- WORK TO DO -
Every line must be returned precisely as it is written.

- DATA LINES -
···

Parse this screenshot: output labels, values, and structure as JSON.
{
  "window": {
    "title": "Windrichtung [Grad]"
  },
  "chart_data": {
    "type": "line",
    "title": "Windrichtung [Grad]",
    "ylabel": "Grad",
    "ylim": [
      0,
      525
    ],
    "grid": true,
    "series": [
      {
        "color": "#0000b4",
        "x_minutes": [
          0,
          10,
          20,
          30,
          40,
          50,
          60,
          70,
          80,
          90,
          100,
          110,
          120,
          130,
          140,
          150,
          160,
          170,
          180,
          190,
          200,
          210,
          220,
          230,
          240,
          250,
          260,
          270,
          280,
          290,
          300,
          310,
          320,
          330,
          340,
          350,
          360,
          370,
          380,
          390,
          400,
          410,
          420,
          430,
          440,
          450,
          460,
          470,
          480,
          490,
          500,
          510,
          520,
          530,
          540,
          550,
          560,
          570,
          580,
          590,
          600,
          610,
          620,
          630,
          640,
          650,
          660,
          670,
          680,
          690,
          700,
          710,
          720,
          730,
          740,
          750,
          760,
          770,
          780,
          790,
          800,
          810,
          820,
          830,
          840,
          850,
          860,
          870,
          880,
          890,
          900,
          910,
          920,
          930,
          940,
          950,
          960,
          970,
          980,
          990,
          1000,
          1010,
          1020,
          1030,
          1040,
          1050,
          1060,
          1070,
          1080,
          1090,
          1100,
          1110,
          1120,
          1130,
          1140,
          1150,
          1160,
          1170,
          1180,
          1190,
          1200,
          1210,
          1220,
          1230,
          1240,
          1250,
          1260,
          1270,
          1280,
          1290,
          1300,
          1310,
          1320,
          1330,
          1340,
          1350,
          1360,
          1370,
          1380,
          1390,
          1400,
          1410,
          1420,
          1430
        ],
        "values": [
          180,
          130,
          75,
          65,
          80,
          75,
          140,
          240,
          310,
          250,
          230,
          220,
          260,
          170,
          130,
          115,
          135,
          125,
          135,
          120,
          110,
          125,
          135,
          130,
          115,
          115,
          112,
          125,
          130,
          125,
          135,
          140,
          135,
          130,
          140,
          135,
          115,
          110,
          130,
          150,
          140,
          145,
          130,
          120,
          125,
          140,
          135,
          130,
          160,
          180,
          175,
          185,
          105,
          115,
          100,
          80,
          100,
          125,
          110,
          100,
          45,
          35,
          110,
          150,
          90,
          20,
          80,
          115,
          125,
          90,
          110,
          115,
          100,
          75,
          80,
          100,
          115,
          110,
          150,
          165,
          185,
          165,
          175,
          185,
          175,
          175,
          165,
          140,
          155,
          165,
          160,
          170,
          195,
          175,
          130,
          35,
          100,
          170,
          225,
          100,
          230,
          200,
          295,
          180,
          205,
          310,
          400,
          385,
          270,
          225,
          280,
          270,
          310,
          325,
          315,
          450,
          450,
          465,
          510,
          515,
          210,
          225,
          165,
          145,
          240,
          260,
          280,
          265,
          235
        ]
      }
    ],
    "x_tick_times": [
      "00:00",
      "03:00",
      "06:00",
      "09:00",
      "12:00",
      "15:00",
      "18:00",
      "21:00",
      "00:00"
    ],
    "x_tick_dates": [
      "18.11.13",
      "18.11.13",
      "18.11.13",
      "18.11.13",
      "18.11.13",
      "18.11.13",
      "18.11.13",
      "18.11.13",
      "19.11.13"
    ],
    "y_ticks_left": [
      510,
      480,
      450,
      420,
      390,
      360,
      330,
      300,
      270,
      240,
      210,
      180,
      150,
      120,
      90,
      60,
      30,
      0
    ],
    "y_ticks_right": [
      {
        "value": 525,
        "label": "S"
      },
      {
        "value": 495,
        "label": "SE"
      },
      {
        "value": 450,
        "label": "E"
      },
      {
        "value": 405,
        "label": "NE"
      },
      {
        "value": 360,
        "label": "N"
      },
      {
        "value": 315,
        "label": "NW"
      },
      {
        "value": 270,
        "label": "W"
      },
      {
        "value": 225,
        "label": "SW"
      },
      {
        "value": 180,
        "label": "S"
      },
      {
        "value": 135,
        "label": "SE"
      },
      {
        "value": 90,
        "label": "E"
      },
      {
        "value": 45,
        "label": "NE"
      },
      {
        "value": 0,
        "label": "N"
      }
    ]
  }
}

···

- WRITTEN SOLUTION -
Parse this screenshot: output labels, values, and structure as JSON.
{
  "window": {
    "title": "Windrichtung [Grad]"
  },
  "chart_data": {
    "type": "line",
    "title": "Windrichtung [Grad]",
    "ylabel": "Grad",
    "ylim": [
      0,
      525
    ],
    "grid": true,
    "series": [
      {
        "color": "#0000b4",
        "x_minutes": [
          0,
          10,
          20,
          30,
          40,
          50,
          60,
          70,
          80,
          90,
          100,
          110,
          120,
          130,
          140,
          150,
          160,
          170,
          180,
          190,
          200,
          210,
          220,
          230,
          240,
          250,
          260,
          270,
          280,
          290,
          300,
          310,
          320,
          330,
          340,
          350,
          360,
          370,
          380,
          390,
          400,
          410,
          420,
          430,
          440,
          450,
          460,
          470,
          480,
          490,
          500,
          510,
          520,
          530,
          540,
          550,
          560,
          570,
          580,
          590,
          600,
          610,
          620,
          630,
          640,
          650,
          660,
          670,
          680,
          690,
          700,
          710,
          720,
          730,
          740,
          750,
          760,
          770,
          780,
          790,
          800,
          810,
          820,
          830,
          840,
          850,
          860,
          870,
          880,
          890,
          900,
          910,
          920,
          930,
          940,
          950,
          960,
          970,
          980,
          990,
          1000,
          1010,
          1020,
          1030,
          1040,
          1050,
          1060,
          1070,
          1080,
          1090,
          1100,
          1110,
          1120,
          1130,
          1140,
          1150,
          1160,
          1170,
          1180,
          1190,
          1200,
          1210,
          1220,
          1230,
          1240,
          1250,
          1260,
          1270,
          1280,
          1290,
          1300,
          1310,
          1320,
          1330,
          1340,
          1350,
          1360,
          1370,
          1380,
          1390,
          1400,
          1410,
          1420,
          1430
        ],
        "values": [
          180,
          130,
          75,
          65,
          80,
          75,
          140,
          240,
          310,
          250,
          230,
          220,
          260,
          170,
          130,
          115,
          135,
          125,
          135,
          120,
          110,
          125,
          135,
          130,
          115,
          115,
          112,
          125,
          130,
          125,
          135,
          140,
          135,
          130,
          140,
          135,
          115,
          110,
          130,
          150,
          140,
          145,
          130,
          120,
          125,
          140,
          135,
          130,
          160,
          180,
          175,
          185,
          105,
          115,
          100,
          80,
          100,
          125,
          110,
          100,
          45,
          35,
          110,
          150,
          90,
          20,
          80,
          115,
          125,
          90,
          110,
          115,
          100,
          75,
          80,
          100,
          115,
          110,
          150,
          165,
          185,
          165,
          175,
          185,
          175,
          175,
          165,
          140,
          155,
          165,
          160,
          170,
          195,
          175,
          130,
          35,
          100,
          170,
          225,
          100,
          230,
          200,
          295,
          180,
          205,
          310,
          400,
          385,
          270,
          225,
          280,
          270,
          310,
          325,
          315,
          450,
          450,
          465,
          510,
          515,
          210,
          225,
          165,
          145,
          240,
          260,
          280,
          265,
          235
        ]
      }
    ],
    "x_tick_times": [
      "00:00",
      "03:00",
      "06:00",
      "09:00",
      "12:00",
      "15:00",
      "18:00",
      "21:00",
      "00:00"
    ],
    "x_tick_dates": [
      "18.11.13",
      "18.11.13",
      "18.11.13",
      "18.11.13",
      "18.11.13",
      "18.11.13",
      "18.11.13",
      "18.11.13",
      "19.11.13"
    ],
    "y_ticks_left": [
      510,
      480,
      450,
      420,
      390,
      360,
      330,
      300,
      270,
      240,
      210,
      180,
      150,
      120,
      90,
      60,
      30,
      0
    ],
    "y_ticks_right": [
      {
        "value": 525,
        "label": "S"
      },
      {
        "value": 495,
        "label": "SE"
      },
      {
        "value": 450,
        "label": "E"
      },
      {
        "value": 405,
        "label": "NE"
      },
      {
        "value": 360,
        "label": "N"
      },
      {
        "value": 315,
        "label": "NW"
      },
      {
        "value": 270,
        "label": "W"
      },
      {
        "value": 225,
        "label": "SW"
      },
      {
        "value": 180,
        "label": "S"
      },
      {
        "value": 135,
        "label": "SE"
      },
      {
        "value": 90,
        "label": "E"
      },
      {
        "value": 45,
        "label": "NE"
      },
      {
        "value": 0,
        "label": "N"
      }
    ]
  }
}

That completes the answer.